Objective
Only lines with the word "трафик" are needed; collect each of them from the listing below.

--- start Records for this exercise ---

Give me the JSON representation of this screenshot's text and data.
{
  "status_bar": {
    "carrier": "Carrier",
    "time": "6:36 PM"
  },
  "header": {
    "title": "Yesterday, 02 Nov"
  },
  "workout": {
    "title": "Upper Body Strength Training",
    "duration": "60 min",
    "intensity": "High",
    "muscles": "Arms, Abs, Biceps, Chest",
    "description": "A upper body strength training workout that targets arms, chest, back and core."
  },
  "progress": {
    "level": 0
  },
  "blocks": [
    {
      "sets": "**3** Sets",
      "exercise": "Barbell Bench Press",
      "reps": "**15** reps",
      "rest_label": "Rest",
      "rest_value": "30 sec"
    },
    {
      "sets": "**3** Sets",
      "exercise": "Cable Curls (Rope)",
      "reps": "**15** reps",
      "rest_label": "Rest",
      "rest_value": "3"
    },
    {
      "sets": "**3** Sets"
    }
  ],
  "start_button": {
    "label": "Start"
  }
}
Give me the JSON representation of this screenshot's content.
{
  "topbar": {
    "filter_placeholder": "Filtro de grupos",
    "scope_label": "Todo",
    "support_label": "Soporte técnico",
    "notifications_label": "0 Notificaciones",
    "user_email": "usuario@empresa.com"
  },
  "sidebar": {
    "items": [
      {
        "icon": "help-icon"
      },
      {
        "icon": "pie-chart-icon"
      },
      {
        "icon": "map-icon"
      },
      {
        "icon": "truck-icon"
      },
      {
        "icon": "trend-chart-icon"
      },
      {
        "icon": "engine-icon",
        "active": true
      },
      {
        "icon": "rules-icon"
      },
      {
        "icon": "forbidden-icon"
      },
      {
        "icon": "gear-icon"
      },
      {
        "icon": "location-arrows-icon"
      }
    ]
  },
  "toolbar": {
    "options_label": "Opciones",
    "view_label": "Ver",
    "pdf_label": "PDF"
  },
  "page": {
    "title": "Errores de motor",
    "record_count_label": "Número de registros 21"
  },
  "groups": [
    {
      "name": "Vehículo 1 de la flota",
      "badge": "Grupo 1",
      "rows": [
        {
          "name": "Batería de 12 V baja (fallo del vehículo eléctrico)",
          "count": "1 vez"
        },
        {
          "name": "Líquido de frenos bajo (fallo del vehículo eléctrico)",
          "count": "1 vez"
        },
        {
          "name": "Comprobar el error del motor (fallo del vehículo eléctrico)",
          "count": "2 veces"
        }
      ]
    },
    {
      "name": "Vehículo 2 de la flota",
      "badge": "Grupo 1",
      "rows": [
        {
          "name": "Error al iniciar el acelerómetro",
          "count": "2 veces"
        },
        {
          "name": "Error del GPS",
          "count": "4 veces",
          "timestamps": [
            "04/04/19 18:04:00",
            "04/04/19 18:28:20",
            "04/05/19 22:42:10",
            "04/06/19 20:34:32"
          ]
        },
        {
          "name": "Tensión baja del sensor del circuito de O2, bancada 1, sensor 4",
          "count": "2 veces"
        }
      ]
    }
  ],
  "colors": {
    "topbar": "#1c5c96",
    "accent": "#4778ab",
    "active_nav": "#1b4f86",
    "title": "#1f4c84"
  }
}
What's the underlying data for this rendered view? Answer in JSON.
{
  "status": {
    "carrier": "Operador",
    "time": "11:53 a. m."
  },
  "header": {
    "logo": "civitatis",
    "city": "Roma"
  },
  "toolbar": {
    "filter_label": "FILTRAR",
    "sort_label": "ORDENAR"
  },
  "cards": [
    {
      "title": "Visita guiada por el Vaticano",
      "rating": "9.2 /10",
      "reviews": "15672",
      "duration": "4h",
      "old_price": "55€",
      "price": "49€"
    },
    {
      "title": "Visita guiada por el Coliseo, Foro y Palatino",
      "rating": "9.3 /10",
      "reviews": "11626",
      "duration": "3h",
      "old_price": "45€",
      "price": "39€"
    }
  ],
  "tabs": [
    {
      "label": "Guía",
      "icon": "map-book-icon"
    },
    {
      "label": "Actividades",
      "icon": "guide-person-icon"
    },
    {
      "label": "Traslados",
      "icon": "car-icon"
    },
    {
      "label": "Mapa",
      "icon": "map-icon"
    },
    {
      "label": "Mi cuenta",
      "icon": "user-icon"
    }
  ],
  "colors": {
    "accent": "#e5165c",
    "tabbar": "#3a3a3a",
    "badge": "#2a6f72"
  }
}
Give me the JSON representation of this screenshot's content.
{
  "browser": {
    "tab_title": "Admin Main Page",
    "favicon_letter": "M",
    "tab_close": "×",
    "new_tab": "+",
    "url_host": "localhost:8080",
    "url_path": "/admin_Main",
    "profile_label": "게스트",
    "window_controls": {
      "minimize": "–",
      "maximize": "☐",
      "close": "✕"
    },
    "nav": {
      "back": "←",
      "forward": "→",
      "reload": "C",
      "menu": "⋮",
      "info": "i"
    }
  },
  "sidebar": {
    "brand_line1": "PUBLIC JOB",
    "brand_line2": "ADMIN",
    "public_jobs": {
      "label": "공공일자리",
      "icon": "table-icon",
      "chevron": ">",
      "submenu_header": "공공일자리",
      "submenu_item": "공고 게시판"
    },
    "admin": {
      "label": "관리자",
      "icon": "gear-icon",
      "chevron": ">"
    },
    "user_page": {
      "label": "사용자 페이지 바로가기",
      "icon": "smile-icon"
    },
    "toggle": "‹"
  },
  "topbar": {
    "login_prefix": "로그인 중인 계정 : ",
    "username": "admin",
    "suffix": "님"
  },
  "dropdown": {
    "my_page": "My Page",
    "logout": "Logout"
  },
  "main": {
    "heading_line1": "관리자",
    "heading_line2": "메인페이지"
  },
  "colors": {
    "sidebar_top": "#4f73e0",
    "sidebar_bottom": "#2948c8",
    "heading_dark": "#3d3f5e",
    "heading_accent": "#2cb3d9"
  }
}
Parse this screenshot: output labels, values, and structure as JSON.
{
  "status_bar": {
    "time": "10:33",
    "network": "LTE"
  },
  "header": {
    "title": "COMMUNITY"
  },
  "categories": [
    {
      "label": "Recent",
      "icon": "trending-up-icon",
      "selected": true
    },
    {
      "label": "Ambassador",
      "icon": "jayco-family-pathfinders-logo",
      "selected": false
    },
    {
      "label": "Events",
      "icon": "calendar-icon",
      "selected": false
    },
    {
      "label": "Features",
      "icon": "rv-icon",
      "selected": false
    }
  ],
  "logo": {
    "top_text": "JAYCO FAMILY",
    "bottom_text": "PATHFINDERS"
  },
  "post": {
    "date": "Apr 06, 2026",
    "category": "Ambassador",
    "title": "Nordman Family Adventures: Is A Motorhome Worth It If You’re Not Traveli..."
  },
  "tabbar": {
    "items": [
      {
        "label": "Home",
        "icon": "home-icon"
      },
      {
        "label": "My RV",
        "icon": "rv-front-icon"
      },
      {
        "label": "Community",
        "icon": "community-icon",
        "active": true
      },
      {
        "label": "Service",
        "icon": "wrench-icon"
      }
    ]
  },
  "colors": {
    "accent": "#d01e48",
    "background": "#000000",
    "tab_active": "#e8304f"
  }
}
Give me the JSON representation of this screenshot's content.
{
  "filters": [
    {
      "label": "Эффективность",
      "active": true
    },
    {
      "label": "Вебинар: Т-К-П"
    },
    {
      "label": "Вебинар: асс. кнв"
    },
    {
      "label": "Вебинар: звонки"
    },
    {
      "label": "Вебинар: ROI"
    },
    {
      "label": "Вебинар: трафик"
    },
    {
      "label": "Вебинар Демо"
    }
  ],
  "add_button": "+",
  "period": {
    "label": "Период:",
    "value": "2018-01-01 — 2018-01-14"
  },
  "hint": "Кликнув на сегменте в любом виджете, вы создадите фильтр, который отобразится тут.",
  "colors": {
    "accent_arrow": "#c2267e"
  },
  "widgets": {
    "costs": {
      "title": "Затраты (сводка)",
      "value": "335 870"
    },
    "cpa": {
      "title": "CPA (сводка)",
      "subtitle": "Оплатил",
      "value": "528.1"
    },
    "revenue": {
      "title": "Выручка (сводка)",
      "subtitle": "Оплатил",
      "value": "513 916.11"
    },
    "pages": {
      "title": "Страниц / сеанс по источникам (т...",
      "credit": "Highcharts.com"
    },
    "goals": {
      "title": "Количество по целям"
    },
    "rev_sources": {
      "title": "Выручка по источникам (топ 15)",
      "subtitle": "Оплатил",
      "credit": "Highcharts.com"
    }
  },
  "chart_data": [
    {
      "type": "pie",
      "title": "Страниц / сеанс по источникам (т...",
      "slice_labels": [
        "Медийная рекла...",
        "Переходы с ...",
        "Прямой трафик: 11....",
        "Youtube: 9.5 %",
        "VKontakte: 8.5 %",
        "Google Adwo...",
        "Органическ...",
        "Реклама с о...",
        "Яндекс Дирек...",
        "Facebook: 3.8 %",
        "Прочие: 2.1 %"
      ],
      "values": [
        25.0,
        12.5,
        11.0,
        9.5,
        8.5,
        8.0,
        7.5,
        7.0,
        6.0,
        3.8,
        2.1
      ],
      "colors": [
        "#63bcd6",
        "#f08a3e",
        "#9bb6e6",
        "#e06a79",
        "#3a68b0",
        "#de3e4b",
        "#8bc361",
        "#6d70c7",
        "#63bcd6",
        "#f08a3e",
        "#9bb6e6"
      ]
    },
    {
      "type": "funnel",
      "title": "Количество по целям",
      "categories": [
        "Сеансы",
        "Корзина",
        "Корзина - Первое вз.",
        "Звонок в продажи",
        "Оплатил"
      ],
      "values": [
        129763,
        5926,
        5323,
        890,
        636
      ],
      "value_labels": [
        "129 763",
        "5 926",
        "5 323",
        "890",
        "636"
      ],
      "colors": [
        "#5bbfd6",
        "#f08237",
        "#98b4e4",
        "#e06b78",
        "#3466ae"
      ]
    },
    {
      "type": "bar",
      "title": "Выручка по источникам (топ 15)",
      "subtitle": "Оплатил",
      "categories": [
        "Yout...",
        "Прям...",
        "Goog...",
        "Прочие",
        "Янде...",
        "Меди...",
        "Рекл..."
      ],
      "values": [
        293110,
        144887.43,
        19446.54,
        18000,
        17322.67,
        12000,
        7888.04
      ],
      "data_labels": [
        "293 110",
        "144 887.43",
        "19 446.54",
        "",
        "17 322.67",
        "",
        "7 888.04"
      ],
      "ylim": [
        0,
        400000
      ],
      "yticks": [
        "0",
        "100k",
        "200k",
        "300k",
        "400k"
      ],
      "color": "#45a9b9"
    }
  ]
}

--- end Records for this exercise ---

Solution to this exercise
      "label": "Вебинар: трафик"
        "Прямой трафик: 11....",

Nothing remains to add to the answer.